_Stated problem_
Reproduce the records below exactly as they appear, omitting any pictures they contain.

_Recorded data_
** BEGIN **
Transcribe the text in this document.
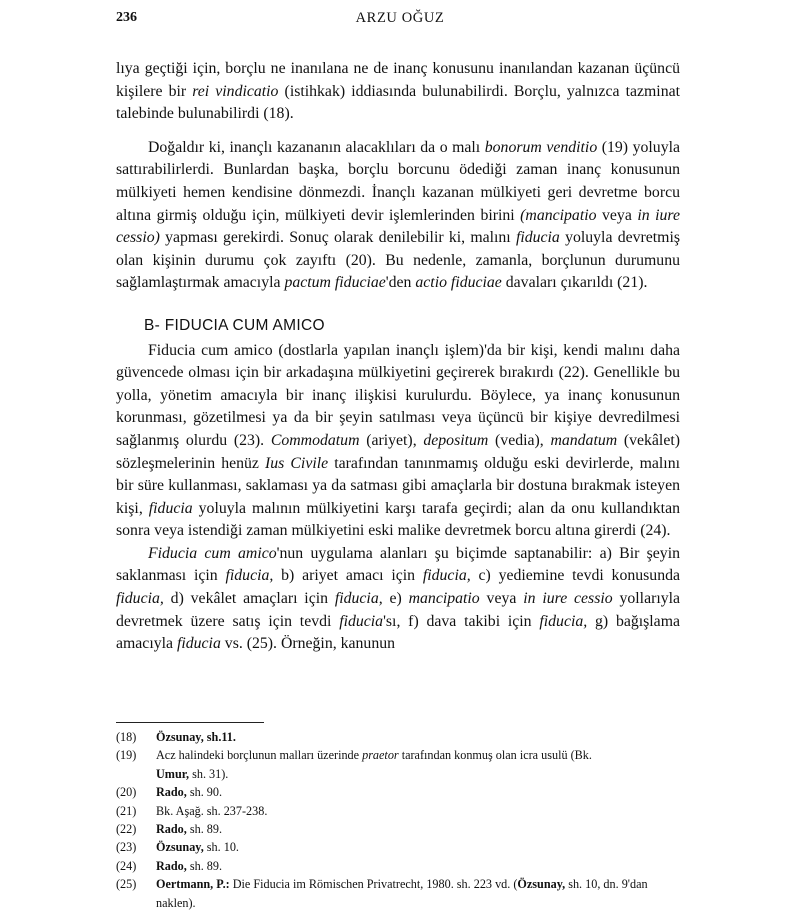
236	ARZU OĞUZ

lıya geçtiği için, borçlu ne inanılana ne de inanç konusunu inanılandan kazanan üçüncü kişilere bir rei vindicatio (istihkak) iddiasında bulunabilirdi. Borçlu, yalnızca tazminat talebinde bulunabilirdi (18).

Doğaldır ki, inançlı kazananın alacaklıları da o malı bonorum venditio (19) yoluyla sattırabilirlerdi. Bunlardan başka, borçlu borcunu ödediği zaman inanç konusunun mülkiyeti hemen kendisine dönmezdi. İnançlı kazanan mülkiyeti geri devretme borcu altına girmiş olduğu için, mülkiyeti devir işlemlerinden birini (mancipatio veya in iure cessio) yapması gerekirdi. Sonuç olarak denilebilir ki, malını fiducia yoluyla devretmiş olan kişinin durumu çok zayıftı (20). Bu nedenle, zamanla, borçlunun durumunu sağlamlaştırmak amacıyla pactum fiduciae'den actio fiduciae davaları çıkarıldı (21).

B- FIDUCIA CUM AMICO

Fiducia cum amico (dostlarla yapılan inançlı işlem)'da bir kişi, kendi malını daha güvencede olması için bir arkadaşına mülkiyetini geçirerek bırakırdı (22). Genellikle bu yolla, yönetim amacıyla bir inanç ilişkisi kurulurdu. Böylece, ya inanç konusunun korunması, gözetilmesi ya da bir şeyin satılması veya üçüncü bir kişiye devredilmesi sağlanmış olurdu (23). Commodatum (ariyet), depositum (vedia), mandatum (vekâlet) sözleşmelerinin henüz Ius Civile tarafından tanınmamış olduğu eski devirlerde, malını bir süre kullanması, saklaması ya da satması gibi amaçlarla bir dostuna bırakmak isteyen kişi, fiducia yoluyla malının mülkiyetini karşı tarafa geçirdi; alan da onu kullandıktan sonra veya istendiği zaman mülkiyetini eski malike devretmek borcu altına girerdi (24).

Fiducia cum amico'nun uygulama alanları şu biçimde saptanabilir: a) Bir şeyin saklanması için fiducia, b) ariyet amacı için fiducia, c) yediemine tevdi konusunda fiducia, d) vekâlet amaçları için fiducia, e) mancipatio veya in iure cessio yollarıyla devretmek üzere satış için tevdi fiducia'sı, f) dava takibi için fiducia, g) bağışlama amacıyla fiducia vs. (25). Örneğin, kanunun

(18)	Özsunay, sh.11.
(19)	Acz halindeki borçlunun malları üzerinde praetor tarafından konmuş olan icra usulü (Bk.
Umur, sh. 31).
(20)	Rado, sh. 90.
(21)	Bk. Aşağ. sh. 237-238.
(22)	Rado, sh. 89.
(23)	Özsunay, sh. 10.
(24)	Rado, sh. 89.
(25)	Oertmann, P.: Die Fiducia im Römischen Privatrecht, 1980. sh. 223 vd. (Özsunay, sh. 10, dn. 9'dan naklen).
** END **
_Expected answer_
Transcribe the text in this document.
236	ARZU OĞUZ

lıya geçtiği için, borçlu ne inanılana ne de inanç konusunu inanılandan kazanan üçüncü kişilere bir rei vindicatio (istihkak) iddiasında bulunabilirdi. Borçlu, yalnızca tazminat talebinde bulunabilirdi (18).

Doğaldır ki, inançlı kazananın alacaklıları da o malı bonorum venditio (19) yoluyla sattırabilirlerdi. Bunlardan başka, borçlu borcunu ödediği zaman inanç konusunun mülkiyeti hemen kendisine dönmezdi. İnançlı kazanan mülkiyeti geri devretme borcu altına girmiş olduğu için, mülkiyeti devir işlemlerinden birini (mancipatio veya in iure cessio) yapması gerekirdi. Sonuç olarak denilebilir ki, malını fiducia yoluyla devretmiş olan kişinin durumu çok zayıftı (20). Bu nedenle, zamanla, borçlunun durumunu sağlamlaştırmak amacıyla pactum fiduciae'den actio fiduciae davaları çıkarıldı (21).

B- FIDUCIA CUM AMICO

Fiducia cum amico (dostlarla yapılan inançlı işlem)'da bir kişi, kendi malını daha güvencede olması için bir arkadaşına mülkiyetini geçirerek bırakırdı (22). Genellikle bu yolla, yönetim amacıyla bir inanç ilişkisi kurulurdu. Böylece, ya inanç konusunun korunması, gözetilmesi ya da bir şeyin satılması veya üçüncü bir kişiye devredilmesi sağlanmış olurdu (23). Commodatum (ariyet), depositum (vedia), mandatum (vekâlet) sözleşmelerinin henüz Ius Civile tarafından tanınmamış olduğu eski devirlerde, malını bir süre kullanması, saklaması ya da satması gibi amaçlarla bir dostuna bırakmak isteyen kişi, fiducia yoluyla malının mülkiyetini karşı tarafa geçirdi; alan da onu kullandıktan sonra veya istendiği zaman mülkiyetini eski malike devretmek borcu altına girerdi (24).

Fiducia cum amico'nun uygulama alanları şu biçimde saptanabilir: a) Bir şeyin saklanması için fiducia, b) ariyet amacı için fiducia, c) yediemine tevdi konusunda fiducia, d) vekâlet amaçları için fiducia, e) mancipatio veya in iure cessio yollarıyla devretmek üzere satış için tevdi fiducia'sı, f) dava takibi için fiducia, g) bağışlama amacıyla fiducia vs. (25). Örneğin, kanunun

(18)	Özsunay, sh.11.
(19)	Acz halindeki borçlunun malları üzerinde praetor tarafından konmuş olan icra usulü (Bk.
Umur, sh. 31).
(20)	Rado, sh. 90.
(21)	Bk. Aşağ. sh. 237-238.
(22)	Rado, sh. 89.
(23)	Özsunay, sh. 10.
(24)	Rado, sh. 89.
(25)	Oertmann, P.: Die Fiducia im Römischen Privatrecht, 1980. sh. 223 vd. (Özsunay, sh. 10, dn. 9'dan naklen).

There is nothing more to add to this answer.